TEXT PROVIDED:
Since their original characterization by Clark and colleagues in 1978,[1] dysplastic nevi have posed a management dilemma, given their position in the gray area between benign melanocytic nevi and malignant melanoma. Even their histologic typing is the subject of debate, with some pathologists preferring to avoid the common grading system of mild, moderate, or severe atypia.[2]

Dysplastic nevi are benign melanocytic tumors containing clonal populations of hyperproliferative melanocytes. Strictly speaking, dysplastic nevus is a histologic diagnosis, characterized by architectural disorder and cytologic atypia. "Atypical nevus" is the clinical correlate, typified by the classic ABCD criteria of asymmetry, border irregularity, color variegation, and size > 6 mm.

WORK ORDER 1:
According to the passage on dysplastic nevi, in what year did Clark and colleagues first characterize them?
WORK ORDER 2:
Retype the passage on dysplastic nevi from "Dysplastic nevi are" to "size > 6 mm.".

(Document layout detection data)
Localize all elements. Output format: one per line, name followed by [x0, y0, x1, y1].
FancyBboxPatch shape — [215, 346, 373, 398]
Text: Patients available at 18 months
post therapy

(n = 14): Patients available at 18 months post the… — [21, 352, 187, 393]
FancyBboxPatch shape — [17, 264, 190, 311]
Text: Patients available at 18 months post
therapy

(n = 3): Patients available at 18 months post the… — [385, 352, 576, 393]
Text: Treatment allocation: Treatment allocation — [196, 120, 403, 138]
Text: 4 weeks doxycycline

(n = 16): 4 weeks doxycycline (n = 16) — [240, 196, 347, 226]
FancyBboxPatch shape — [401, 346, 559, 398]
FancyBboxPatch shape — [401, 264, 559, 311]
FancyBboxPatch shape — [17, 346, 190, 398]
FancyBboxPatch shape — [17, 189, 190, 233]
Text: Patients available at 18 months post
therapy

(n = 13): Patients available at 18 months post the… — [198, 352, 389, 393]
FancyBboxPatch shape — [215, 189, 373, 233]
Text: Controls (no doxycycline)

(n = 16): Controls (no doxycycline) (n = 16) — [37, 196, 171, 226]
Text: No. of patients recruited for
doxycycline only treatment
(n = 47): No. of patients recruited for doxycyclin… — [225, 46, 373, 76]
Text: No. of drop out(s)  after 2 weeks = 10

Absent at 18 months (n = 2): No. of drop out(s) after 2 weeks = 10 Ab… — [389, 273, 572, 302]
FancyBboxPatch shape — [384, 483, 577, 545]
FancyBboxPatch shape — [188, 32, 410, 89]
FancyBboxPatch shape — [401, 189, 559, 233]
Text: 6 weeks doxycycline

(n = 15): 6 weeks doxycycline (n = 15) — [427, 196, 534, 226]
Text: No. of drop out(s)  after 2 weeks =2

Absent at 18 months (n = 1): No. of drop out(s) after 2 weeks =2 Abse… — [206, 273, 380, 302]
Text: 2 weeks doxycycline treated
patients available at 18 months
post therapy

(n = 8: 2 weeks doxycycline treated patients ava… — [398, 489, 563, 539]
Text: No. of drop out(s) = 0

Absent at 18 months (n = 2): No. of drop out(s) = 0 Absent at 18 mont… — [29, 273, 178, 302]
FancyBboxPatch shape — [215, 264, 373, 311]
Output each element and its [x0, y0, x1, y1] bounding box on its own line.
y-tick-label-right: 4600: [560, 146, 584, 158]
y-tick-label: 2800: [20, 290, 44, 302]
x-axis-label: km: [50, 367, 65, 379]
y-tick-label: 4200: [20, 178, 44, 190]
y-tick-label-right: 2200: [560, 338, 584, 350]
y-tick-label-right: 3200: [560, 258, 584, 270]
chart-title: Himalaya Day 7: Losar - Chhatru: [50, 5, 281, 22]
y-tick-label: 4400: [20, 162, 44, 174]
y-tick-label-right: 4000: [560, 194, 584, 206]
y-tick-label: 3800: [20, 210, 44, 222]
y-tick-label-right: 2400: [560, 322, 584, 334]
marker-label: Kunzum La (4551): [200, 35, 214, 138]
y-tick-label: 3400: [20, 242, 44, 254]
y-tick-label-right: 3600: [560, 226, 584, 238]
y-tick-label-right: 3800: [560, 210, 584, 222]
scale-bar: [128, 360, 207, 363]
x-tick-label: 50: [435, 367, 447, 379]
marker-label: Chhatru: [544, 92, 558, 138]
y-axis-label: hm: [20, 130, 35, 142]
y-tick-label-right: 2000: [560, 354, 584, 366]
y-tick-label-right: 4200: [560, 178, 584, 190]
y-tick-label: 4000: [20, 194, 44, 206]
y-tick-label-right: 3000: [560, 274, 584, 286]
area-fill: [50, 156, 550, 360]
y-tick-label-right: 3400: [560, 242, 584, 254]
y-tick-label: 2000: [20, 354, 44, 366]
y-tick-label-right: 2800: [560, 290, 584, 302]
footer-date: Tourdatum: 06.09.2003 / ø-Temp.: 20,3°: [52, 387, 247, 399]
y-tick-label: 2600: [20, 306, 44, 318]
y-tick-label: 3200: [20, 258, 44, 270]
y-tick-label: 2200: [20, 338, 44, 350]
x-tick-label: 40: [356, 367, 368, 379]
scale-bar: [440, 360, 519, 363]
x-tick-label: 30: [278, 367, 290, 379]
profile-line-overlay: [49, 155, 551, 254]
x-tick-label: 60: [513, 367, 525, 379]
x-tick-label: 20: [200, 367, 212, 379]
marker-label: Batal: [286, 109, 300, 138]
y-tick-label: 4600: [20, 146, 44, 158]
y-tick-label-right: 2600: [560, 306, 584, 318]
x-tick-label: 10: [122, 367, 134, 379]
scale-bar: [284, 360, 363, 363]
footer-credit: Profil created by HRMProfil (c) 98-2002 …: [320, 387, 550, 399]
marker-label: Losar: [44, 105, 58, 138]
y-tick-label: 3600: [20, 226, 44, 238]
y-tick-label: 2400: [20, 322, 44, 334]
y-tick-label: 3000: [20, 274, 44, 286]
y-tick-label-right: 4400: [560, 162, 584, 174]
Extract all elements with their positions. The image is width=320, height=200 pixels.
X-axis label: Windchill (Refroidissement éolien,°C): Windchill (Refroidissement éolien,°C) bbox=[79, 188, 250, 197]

REPLY 1:
1978

REPLY 2:
Dysplastic nevi are benign melanocytic tumors containing clonal populations of hyperproliferative melanocytes. Strictly speaking, dysplastic nevus is a histologic diagnosis, characterized by architectural disorder and cytologic atypia. "Atypical nevus" is the clinical correlate, typified by the classic ABCD criteria of asymmetry, border irregularity, color variegation, and size > 6 mm.